Make an exact copy of all the entries below, with the pictures left out.

**DATASET EXCERPTS**:
-- BEGIN --
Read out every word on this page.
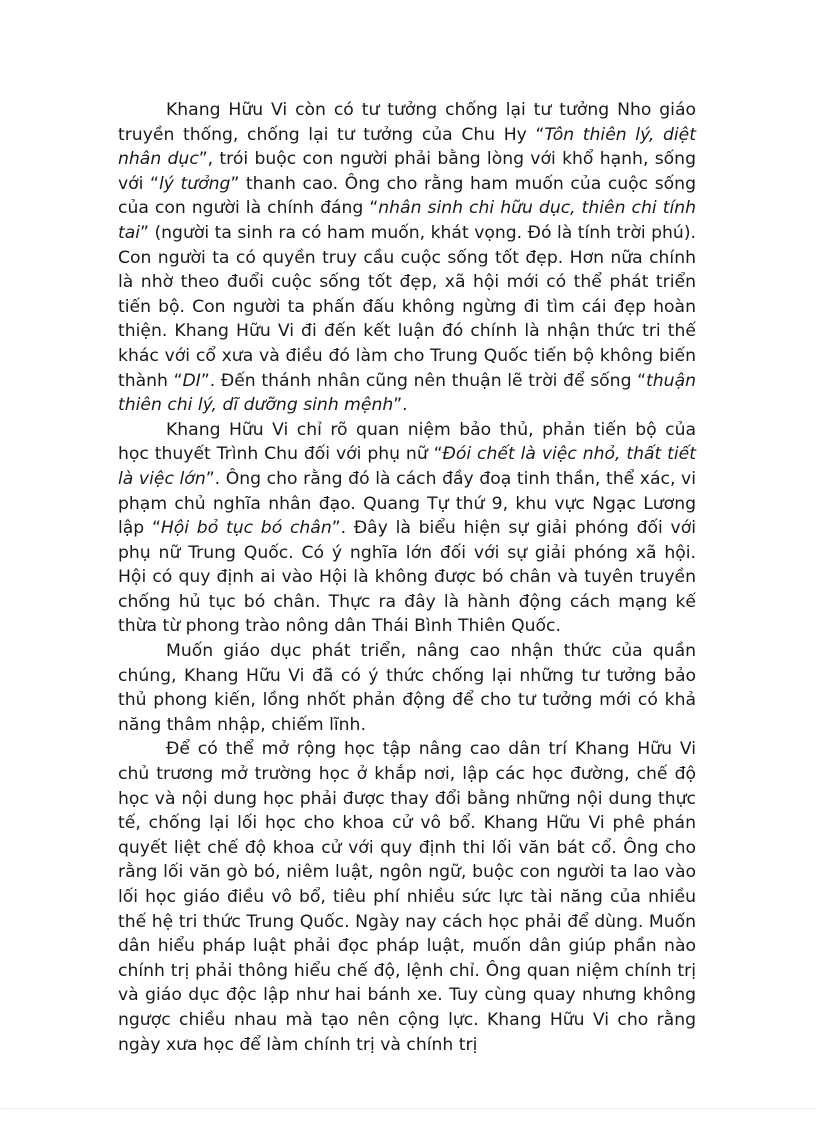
Khang Hữu Vi còn có tư tưởng chống lại tư tưởng Nho giáo truyền thống, chống lại tư tưởng của Chu Hy “Tôn thiên lý, diệt nhân dục”, trói buộc con người phải bằng lòng với khổ hạnh, sống với “lý tưởng” thanh cao. Ông cho rằng ham muốn của cuộc sống của con người là chính đáng “nhân sinh chi hữu dục, thiên chi tính tai” (người ta sinh ra có ham muốn, khát vọng. Đó là tính trời phú). Con người ta có quyền truy cầu cuộc sống tốt đẹp. Hơn nữa chính là nhờ theo đuổi cuộc sống tốt đẹp, xã hội mới có thể phát triển tiến bộ. Con người ta phấn đấu không ngừng đi tìm cái đẹp hoàn thiện. Khang Hữu Vi đi đến kết luận đó chính là nhận thức tri thế khác với cổ xưa và điều đó làm cho Trung Quốc tiến bộ không biến thành “DI”. Đến thánh nhân cũng nên thuận lẽ trời để sống “thuận thiên chi lý, dĩ dưỡng sinh mệnh”.

Khang Hữu Vi chỉ rõ quan niệm bảo thủ, phản tiến bộ của học thuyết Trình Chu đối với phụ nữ “Đói chết là việc nhỏ, thất tiết là việc lớn”. Ông cho rằng đó là cách đầy đoạ tinh thần, thể xác, vi phạm chủ nghĩa nhân đạo. Quang Tự thứ 9, khu vực Ngạc Lương lập “Hội bỏ tục bó chân”. Đây là biểu hiện sự giải phóng đối với phụ nữ Trung Quốc. Có ý nghĩa lớn đối với sự giải phóng xã hội. Hội có quy định ai vào Hội là không được bó chân và tuyên truyền chống hủ tục bó chân. Thực ra đây là hành động cách mạng kế thừa từ phong trào nông dân Thái Bình Thiên Quốc.

Muốn giáo dục phát triển, nâng cao nhận thức của quần chúng, Khang Hữu Vi đã có ý thức chống lại những tư tưởng bảo thủ phong kiến, lồng nhốt phản động để cho tư tưởng mới có khả năng thâm nhập, chiếm lĩnh.

Để có thể mở rộng học tập nâng cao dân trí Khang Hữu Vi chủ trương mở trường học ở khắp nơi, lập các học đường, chế độ học và nội dung học phải được thay đổi bằng những nội dung thực tế, chống lại lối học cho khoa cử vô bổ. Khang Hữu Vi phê phán quyết liệt chế độ khoa cử với quy định thi lối văn bát cổ. Ông cho rằng lối văn gò bó, niêm luật, ngôn ngữ, buộc con người ta lao vào lối học giáo điều vô bổ, tiêu phí nhiều sức lực tài năng của nhiều thế hệ tri thức Trung Quốc. Ngày nay cách học phải để dùng. Muốn dân hiểu pháp luật phải đọc pháp luật, muốn dân giúp phần nào chính trị phải thông hiểu chế độ, lệnh chỉ. Ông quan niệm chính trị và giáo dục độc lập như hai bánh xe. Tuy cùng quay nhưng không ngược chiều nhau mà tạo nên cộng lực. Khang Hữu Vi cho rằng ngày xưa học để làm chính trị và chính trị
-- END --
**THE RESULT**:
Read out every word on this page.
Khang Hữu Vi còn có tư tưởng chống lại tư tưởng Nho giáo truyền thống, chống lại tư tưởng của Chu Hy “Tôn thiên lý, diệt nhân dục”, trói buộc con người phải bằng lòng với khổ hạnh, sống với “lý tưởng” thanh cao. Ông cho rằng ham muốn của cuộc sống của con người là chính đáng “nhân sinh chi hữu dục, thiên chi tính tai” (người ta sinh ra có ham muốn, khát vọng. Đó là tính trời phú). Con người ta có quyền truy cầu cuộc sống tốt đẹp. Hơn nữa chính là nhờ theo đuổi cuộc sống tốt đẹp, xã hội mới có thể phát triển tiến bộ. Con người ta phấn đấu không ngừng đi tìm cái đẹp hoàn thiện. Khang Hữu Vi đi đến kết luận đó chính là nhận thức tri thế khác với cổ xưa và điều đó làm cho Trung Quốc tiến bộ không biến thành “DI”. Đến thánh nhân cũng nên thuận lẽ trời để sống “thuận thiên chi lý, dĩ dưỡng sinh mệnh”.

Khang Hữu Vi chỉ rõ quan niệm bảo thủ, phản tiến bộ của học thuyết Trình Chu đối với phụ nữ “Đói chết là việc nhỏ, thất tiết là việc lớn”. Ông cho rằng đó là cách đầy đoạ tinh thần, thể xác, vi phạm chủ nghĩa nhân đạo. Quang Tự thứ 9, khu vực Ngạc Lương lập “Hội bỏ tục bó chân”. Đây là biểu hiện sự giải phóng đối với phụ nữ Trung Quốc. Có ý nghĩa lớn đối với sự giải phóng xã hội. Hội có quy định ai vào Hội là không được bó chân và tuyên truyền chống hủ tục bó chân. Thực ra đây là hành động cách mạng kế thừa từ phong trào nông dân Thái Bình Thiên Quốc.

Muốn giáo dục phát triển, nâng cao nhận thức của quần chúng, Khang Hữu Vi đã có ý thức chống lại những tư tưởng bảo thủ phong kiến, lồng nhốt phản động để cho tư tưởng mới có khả năng thâm nhập, chiếm lĩnh.

Để có thể mở rộng học tập nâng cao dân trí Khang Hữu Vi chủ trương mở trường học ở khắp nơi, lập các học đường, chế độ học và nội dung học phải được thay đổi bằng những nội dung thực tế, chống lại lối học cho khoa cử vô bổ. Khang Hữu Vi phê phán quyết liệt chế độ khoa cử với quy định thi lối văn bát cổ. Ông cho rằng lối văn gò bó, niêm luật, ngôn ngữ, buộc con người ta lao vào lối học giáo điều vô bổ, tiêu phí nhiều sức lực tài năng của nhiều thế hệ tri thức Trung Quốc. Ngày nay cách học phải để dùng. Muốn dân hiểu pháp luật phải đọc pháp luật, muốn dân giúp phần nào chính trị phải thông hiểu chế độ, lệnh chỉ. Ông quan niệm chính trị và giáo dục độc lập như hai bánh xe. Tuy cùng quay nhưng không ngược chiều nhau mà tạo nên cộng lực. Khang Hữu Vi cho rằng ngày xưa học để làm chính trị và chính trị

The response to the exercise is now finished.